Determine the number of lines containing the word "name", and state that figure alone.
-- Given entries start --
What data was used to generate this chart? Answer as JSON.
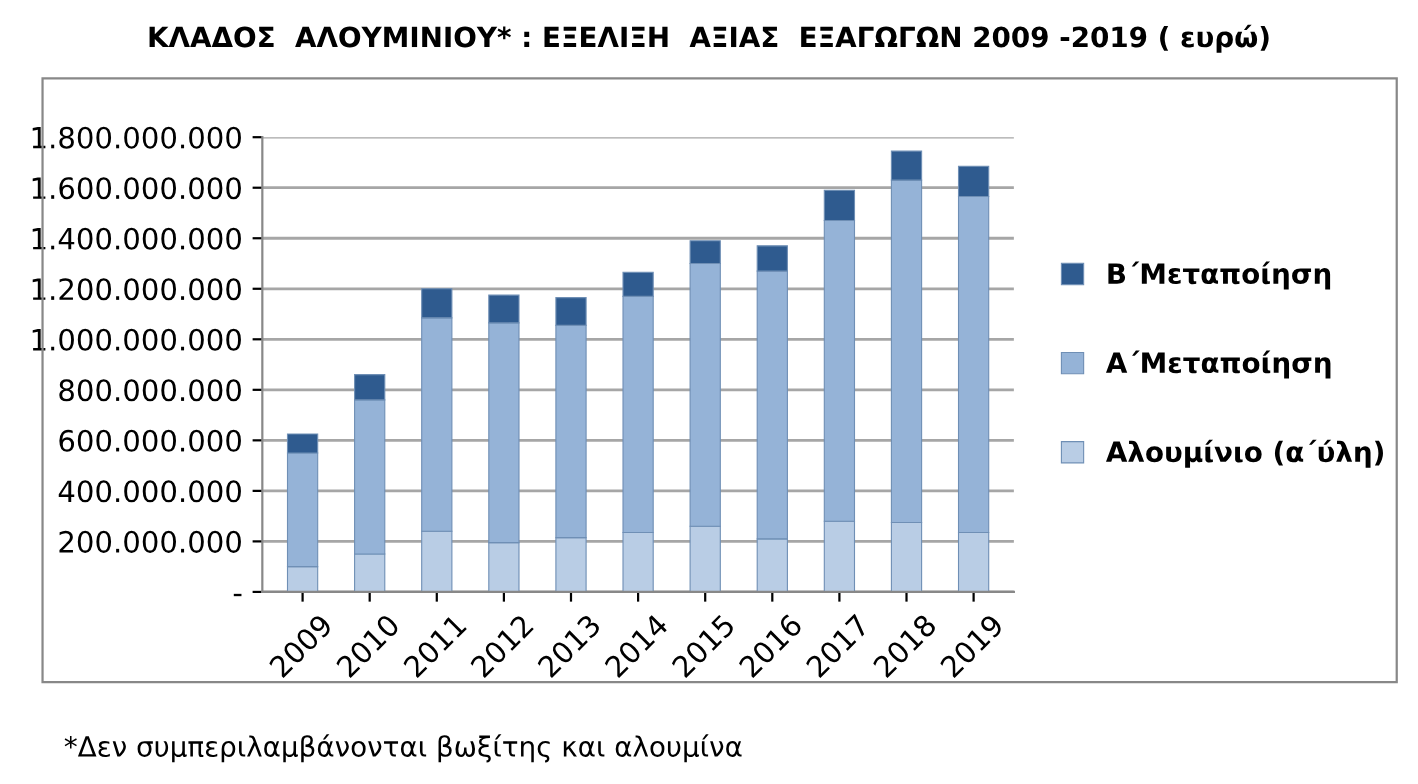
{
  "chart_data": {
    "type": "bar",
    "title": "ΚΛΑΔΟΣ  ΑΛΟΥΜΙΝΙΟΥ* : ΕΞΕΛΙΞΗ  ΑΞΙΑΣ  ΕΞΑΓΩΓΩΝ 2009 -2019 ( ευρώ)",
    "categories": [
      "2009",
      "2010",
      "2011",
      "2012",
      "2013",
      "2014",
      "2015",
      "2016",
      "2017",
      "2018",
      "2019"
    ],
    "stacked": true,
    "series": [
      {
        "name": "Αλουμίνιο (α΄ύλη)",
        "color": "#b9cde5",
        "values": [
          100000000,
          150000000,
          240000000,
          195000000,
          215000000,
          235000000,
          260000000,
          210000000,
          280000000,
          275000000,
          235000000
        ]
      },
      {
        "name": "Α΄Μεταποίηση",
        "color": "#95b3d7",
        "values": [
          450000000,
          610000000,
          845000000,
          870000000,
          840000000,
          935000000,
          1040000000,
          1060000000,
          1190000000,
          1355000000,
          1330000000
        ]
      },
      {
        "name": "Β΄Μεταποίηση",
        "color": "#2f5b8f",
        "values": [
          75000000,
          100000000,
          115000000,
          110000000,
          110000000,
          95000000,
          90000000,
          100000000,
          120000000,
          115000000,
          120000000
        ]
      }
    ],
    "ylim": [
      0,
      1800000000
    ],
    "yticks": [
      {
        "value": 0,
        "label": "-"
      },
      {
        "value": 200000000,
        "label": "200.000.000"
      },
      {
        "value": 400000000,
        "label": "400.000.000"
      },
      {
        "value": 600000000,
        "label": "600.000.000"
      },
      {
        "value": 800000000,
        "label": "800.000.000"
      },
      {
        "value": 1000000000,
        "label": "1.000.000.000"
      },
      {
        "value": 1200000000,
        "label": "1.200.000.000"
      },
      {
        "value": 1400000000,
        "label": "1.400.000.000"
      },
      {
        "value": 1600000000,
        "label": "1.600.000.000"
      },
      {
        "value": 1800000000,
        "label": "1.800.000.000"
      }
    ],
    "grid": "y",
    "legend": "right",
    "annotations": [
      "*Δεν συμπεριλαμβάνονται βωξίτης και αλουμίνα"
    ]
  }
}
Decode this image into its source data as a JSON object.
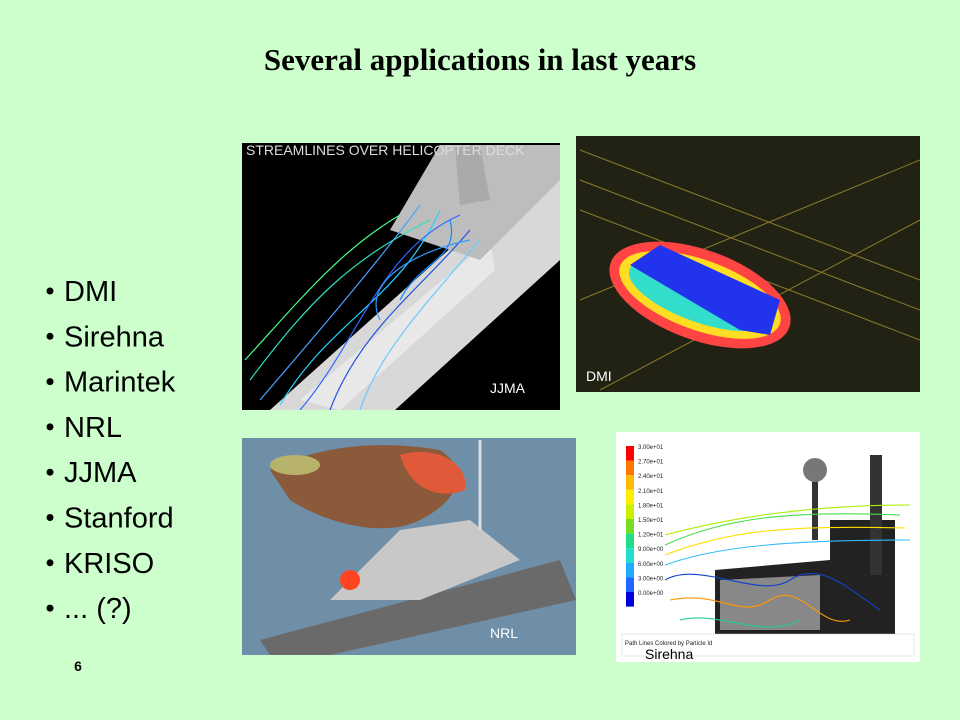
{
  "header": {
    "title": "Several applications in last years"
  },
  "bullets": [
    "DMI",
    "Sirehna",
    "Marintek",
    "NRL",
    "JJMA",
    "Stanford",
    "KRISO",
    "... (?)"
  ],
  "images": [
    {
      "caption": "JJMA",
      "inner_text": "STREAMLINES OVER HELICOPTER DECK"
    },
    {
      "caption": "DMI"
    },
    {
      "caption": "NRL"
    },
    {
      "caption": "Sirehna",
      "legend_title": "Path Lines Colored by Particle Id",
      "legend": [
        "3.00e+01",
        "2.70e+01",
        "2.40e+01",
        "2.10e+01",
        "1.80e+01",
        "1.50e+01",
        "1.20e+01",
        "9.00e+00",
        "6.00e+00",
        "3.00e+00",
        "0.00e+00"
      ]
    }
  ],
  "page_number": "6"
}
-- Given entries end --
#### Written response
3